> Text excerpt:
━━━━━━

A Microsoft 365 phishing campaign, dubbed DEBULL Tooling, has been caught exploiting a vulnerability in the company’s device-code flow feature to infiltrate M365 accounts between **June 24th** and **July 4th**.
The scheme, uncovered by security firm ZeroBEC, relies on tricking users into handing over sensitive info via a phishing message that masquerades as a collaboration-focused notification.
Targeting Office 365 Users
The attack specifically exploits the device-code flow feature used by Microsoft 365 for authentication. While this feature is designed to provide users with an easy, passwordless login experience, it appears DEBULL Tooling has found a way to abuse it for nefarious purposes.
As reported by ZeroBEC, the phishing messages sent out as part of this campaign are themed around Microsoft 365 collaboration features. The messages include enticing subjects like “Collaboration invitation” or “Shared document update.” However, clicking on the “device code” link within these messages leads users to a webpage that asks for their consent to share sensitive information with Microsoft.
What this means
What’s particularly concerning about this campaign is the fact that it leverages a legitimate feature of Microsoft 365. For users to avoid falling victim to such attacks, they need to remain vigilant when receiving unsolicited messages, especially those related to collaboration. Users should always verify the authenticity of such messages before proceeding.
It’s also worth noting that this incident serves as a timely reminder to double-check the links and prompts generated by Microsoft 365, especially when it comes to sensitive information. If you’re unsure about the legitimacy of a prompt, it’s always better to err on the side of caution.
Prevention is key
To prevent falling prey to similar attacks, users should stay informed about such security incidents and keep their Microsoft 365 accounts up-to-date with the latest security patches. Regularly reviewing account activity and enabling two-factor authentication (2FA) can also significantly reduce the risk of falling victim to phishing attacks.

━━━━━━

> Task to complete: Reproduce the DEBULL Tooling article word for word, from "Prevention is key" to "to phishing attacks.". The data that follows has no connection to the article on the DEBULL Tooling phishing campaign.

━━━━━━

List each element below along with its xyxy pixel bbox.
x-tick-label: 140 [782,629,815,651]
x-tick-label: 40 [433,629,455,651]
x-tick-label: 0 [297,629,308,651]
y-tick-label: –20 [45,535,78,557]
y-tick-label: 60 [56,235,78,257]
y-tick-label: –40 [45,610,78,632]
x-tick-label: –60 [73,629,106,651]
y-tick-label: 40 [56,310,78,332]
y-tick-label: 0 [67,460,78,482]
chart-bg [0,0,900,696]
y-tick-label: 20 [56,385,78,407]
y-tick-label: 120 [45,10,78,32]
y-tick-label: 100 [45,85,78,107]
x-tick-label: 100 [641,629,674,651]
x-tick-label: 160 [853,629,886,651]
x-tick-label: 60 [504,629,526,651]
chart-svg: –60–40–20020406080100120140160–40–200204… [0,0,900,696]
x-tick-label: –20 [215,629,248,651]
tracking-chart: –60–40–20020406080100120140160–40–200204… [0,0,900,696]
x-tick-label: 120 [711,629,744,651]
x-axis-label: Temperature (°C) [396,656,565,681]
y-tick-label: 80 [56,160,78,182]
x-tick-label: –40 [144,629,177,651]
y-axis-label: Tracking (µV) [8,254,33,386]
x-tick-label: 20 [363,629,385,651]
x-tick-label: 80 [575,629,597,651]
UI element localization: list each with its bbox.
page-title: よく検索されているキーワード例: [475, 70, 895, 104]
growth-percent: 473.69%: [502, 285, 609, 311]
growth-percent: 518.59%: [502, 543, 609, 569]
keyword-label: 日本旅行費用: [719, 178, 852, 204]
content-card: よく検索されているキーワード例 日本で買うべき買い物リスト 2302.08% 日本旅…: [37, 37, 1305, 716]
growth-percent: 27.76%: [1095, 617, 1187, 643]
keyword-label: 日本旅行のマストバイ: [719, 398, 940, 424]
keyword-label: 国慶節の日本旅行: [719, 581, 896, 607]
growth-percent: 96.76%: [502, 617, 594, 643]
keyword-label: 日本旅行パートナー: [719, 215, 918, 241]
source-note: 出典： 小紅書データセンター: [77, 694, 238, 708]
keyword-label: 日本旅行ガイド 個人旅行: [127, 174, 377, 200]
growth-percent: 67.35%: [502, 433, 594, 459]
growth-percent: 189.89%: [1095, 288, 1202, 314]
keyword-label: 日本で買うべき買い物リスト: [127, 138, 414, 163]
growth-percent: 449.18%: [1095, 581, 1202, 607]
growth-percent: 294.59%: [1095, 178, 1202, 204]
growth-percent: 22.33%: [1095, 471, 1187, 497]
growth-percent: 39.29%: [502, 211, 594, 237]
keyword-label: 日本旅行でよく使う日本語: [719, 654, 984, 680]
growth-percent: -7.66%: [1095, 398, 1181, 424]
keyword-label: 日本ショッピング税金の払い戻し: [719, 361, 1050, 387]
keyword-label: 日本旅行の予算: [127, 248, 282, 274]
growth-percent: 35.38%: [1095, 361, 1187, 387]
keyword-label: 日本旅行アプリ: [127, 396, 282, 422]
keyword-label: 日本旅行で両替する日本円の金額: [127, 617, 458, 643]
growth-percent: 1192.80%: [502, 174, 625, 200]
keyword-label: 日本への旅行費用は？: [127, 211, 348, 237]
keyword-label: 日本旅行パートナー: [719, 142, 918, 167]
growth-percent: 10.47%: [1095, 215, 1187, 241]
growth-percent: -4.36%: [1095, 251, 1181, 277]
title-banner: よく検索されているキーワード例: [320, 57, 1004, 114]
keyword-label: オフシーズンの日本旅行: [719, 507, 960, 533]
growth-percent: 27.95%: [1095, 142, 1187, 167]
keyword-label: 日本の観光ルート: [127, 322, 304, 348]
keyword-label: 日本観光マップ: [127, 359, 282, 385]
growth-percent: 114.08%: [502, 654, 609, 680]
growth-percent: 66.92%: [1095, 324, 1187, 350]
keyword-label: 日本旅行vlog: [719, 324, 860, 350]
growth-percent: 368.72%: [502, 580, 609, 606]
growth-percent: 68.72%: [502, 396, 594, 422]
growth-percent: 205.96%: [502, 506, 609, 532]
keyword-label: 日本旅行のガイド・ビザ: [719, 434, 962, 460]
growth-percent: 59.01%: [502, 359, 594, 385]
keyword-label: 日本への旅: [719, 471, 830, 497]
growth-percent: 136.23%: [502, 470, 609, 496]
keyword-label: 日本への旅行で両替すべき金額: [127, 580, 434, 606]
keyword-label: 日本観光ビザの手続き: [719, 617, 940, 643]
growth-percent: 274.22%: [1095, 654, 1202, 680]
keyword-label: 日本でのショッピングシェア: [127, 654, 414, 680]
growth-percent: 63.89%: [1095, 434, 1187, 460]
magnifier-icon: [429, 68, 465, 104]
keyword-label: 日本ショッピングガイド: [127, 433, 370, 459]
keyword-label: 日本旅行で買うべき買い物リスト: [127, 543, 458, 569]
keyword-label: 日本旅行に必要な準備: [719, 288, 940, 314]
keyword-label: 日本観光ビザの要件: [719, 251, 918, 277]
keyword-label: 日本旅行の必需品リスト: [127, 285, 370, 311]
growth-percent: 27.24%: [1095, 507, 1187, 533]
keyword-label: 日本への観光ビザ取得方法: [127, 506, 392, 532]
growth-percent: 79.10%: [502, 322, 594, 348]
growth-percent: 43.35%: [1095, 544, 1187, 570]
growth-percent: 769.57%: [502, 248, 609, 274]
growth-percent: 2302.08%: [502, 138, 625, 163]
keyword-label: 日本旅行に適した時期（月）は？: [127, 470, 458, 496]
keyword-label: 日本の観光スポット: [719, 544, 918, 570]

━━━━━━

> Solution for this task:
Prevention is key
To prevent falling prey to similar attacks, users should stay informed about such security incidents and keep their Microsoft 365 accounts up-to-date with the latest security patches. Regularly reviewing account activity and enabling two-factor authentication (2FA) can also significantly reduce the risk of falling victim to phishing attacks.